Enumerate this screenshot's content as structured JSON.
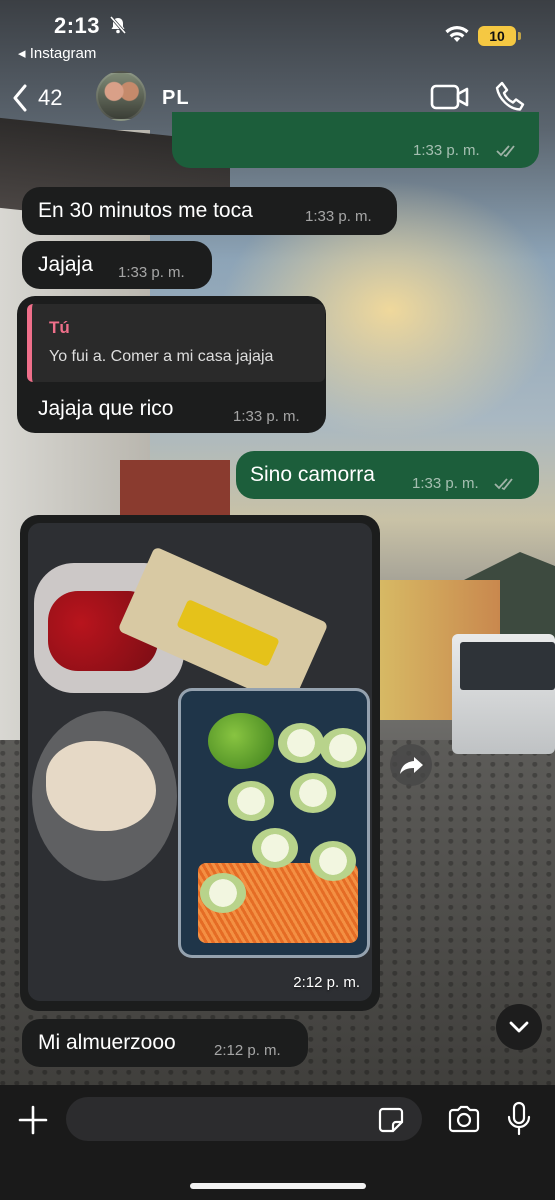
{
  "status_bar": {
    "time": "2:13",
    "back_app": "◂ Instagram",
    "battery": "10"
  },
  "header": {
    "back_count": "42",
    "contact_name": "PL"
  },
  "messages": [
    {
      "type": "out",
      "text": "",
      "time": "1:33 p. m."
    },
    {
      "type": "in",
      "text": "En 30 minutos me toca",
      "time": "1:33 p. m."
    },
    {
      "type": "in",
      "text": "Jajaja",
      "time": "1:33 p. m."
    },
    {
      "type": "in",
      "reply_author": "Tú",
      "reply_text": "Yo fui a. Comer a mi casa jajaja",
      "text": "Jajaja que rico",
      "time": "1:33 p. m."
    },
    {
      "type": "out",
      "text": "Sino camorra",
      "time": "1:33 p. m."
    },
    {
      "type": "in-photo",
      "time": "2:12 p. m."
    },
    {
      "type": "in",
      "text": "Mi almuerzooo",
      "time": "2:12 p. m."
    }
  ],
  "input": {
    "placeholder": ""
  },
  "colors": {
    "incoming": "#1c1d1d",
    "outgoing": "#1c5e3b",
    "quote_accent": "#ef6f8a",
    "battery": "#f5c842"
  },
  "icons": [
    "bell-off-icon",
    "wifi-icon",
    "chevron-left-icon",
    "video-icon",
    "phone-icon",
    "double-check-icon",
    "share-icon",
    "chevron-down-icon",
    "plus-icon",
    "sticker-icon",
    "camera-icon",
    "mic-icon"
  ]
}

==

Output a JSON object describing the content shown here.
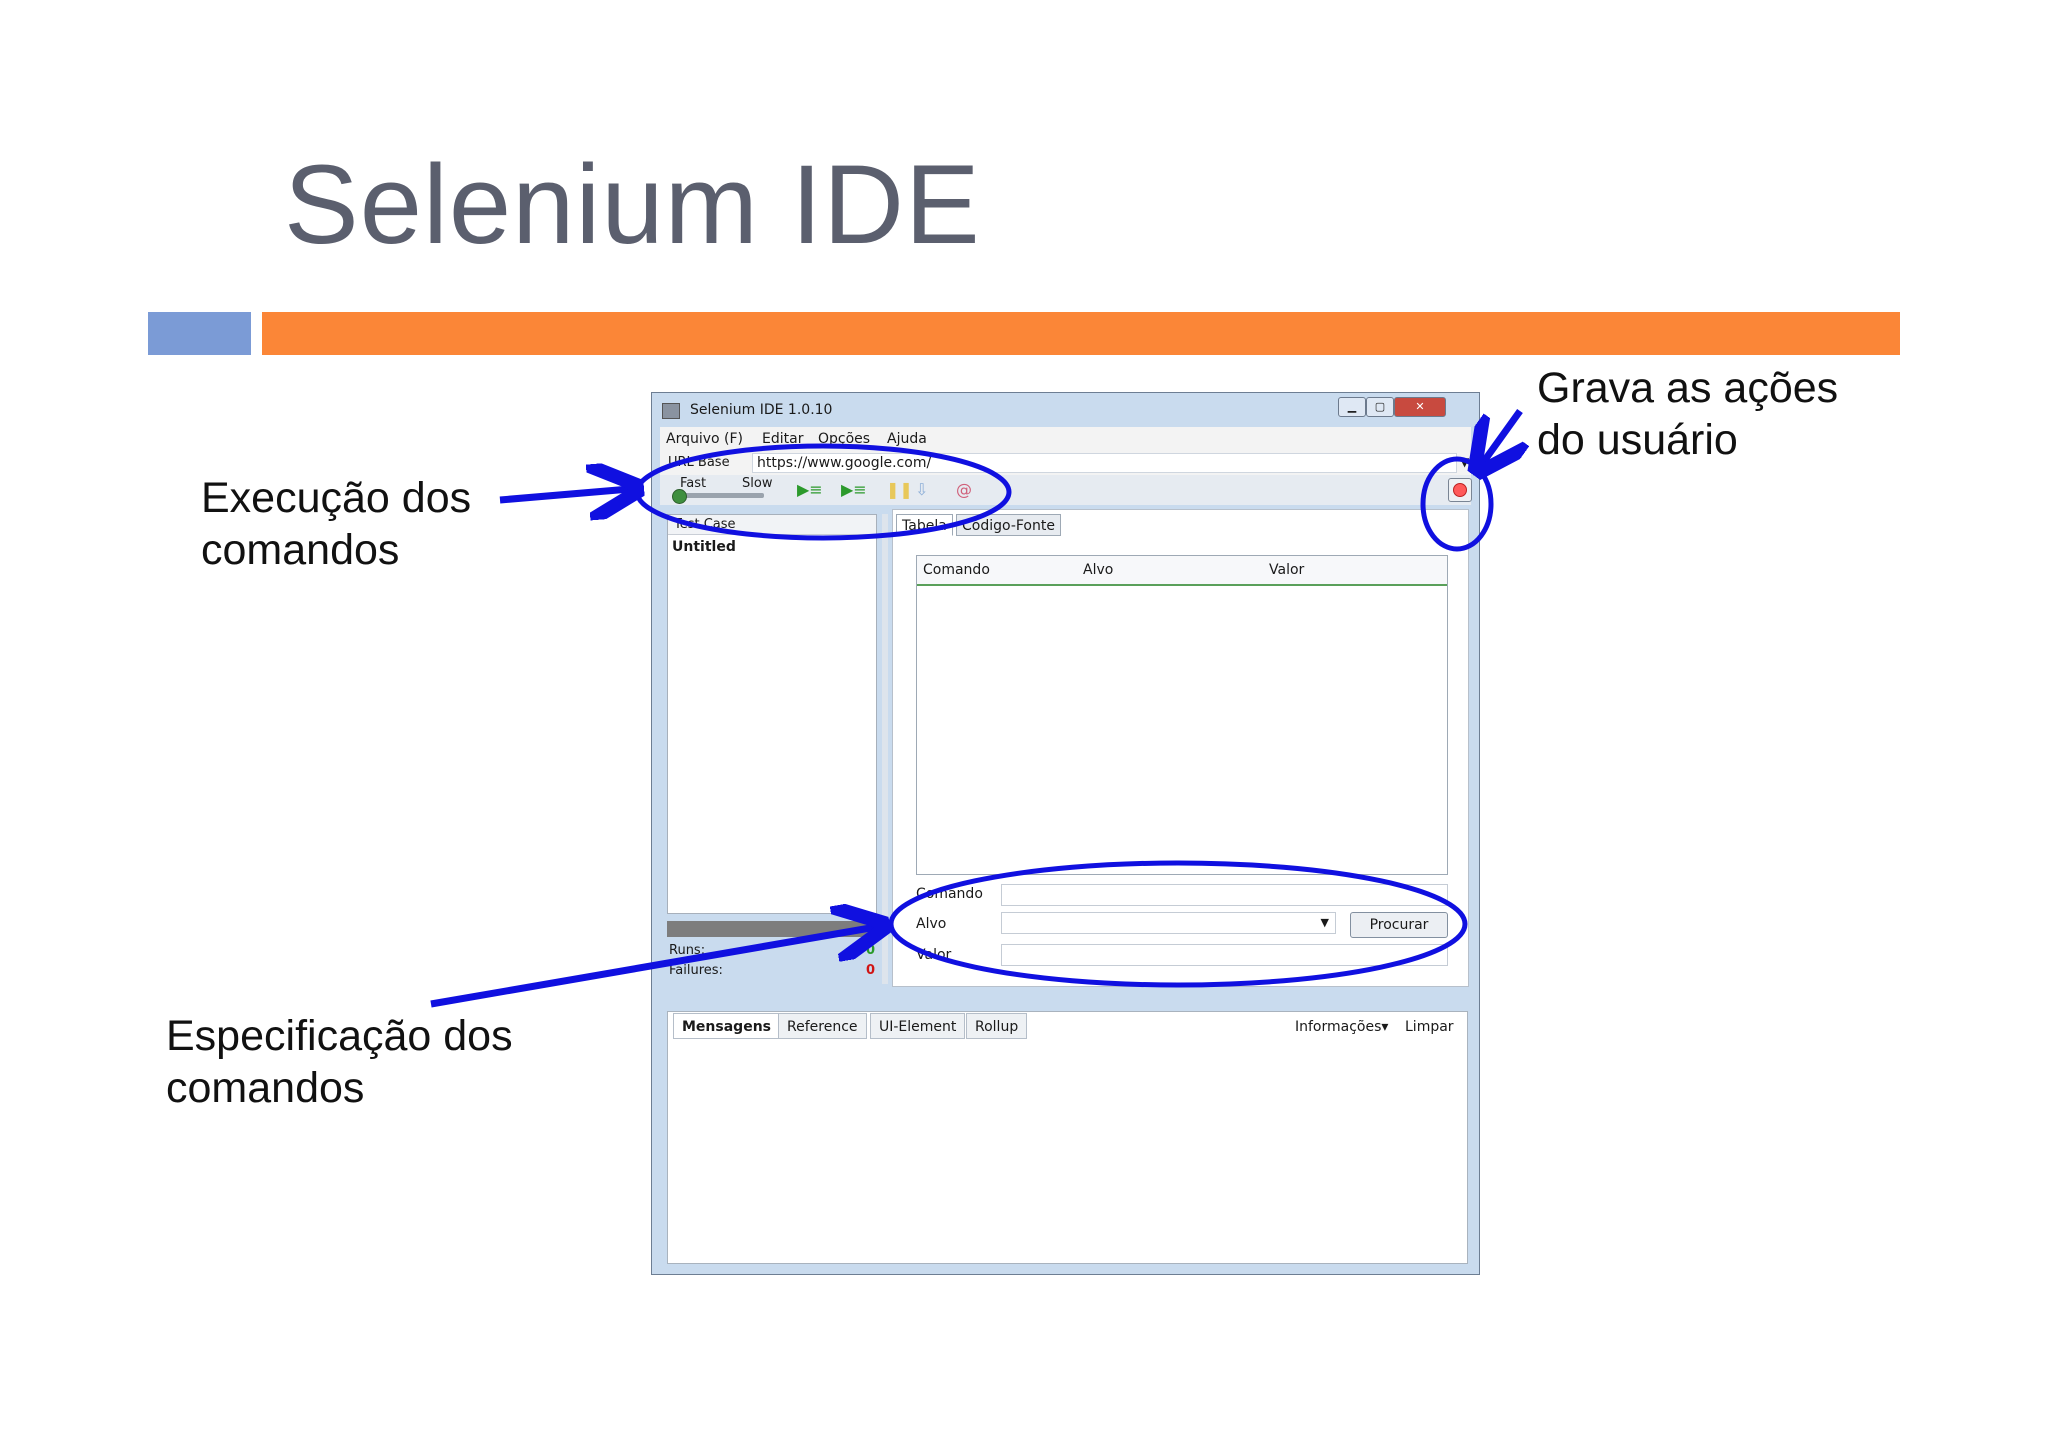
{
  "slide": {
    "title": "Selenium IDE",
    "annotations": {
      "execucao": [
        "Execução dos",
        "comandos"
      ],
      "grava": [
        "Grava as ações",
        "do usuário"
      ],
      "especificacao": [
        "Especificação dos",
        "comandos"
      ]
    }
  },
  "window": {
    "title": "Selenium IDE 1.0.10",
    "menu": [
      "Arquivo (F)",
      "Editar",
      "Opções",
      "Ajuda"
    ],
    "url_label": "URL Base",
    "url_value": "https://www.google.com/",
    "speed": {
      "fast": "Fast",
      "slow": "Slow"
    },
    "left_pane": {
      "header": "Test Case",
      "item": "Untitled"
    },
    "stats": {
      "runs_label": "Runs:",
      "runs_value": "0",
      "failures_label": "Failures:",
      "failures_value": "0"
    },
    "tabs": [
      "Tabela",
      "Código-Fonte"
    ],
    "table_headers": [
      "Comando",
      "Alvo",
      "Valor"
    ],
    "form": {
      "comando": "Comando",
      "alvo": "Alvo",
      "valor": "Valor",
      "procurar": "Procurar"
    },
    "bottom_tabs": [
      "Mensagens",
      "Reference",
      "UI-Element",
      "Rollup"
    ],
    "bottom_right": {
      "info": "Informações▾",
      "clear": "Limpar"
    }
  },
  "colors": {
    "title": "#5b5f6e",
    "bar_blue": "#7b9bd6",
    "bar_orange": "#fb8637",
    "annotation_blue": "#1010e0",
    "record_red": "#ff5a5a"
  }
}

GIVEN TASK ::
Copy every line of the listing containing the string "chevron".

IN RESPONSE ::
    "chevron-left-icon",
    "chevron-down-icon",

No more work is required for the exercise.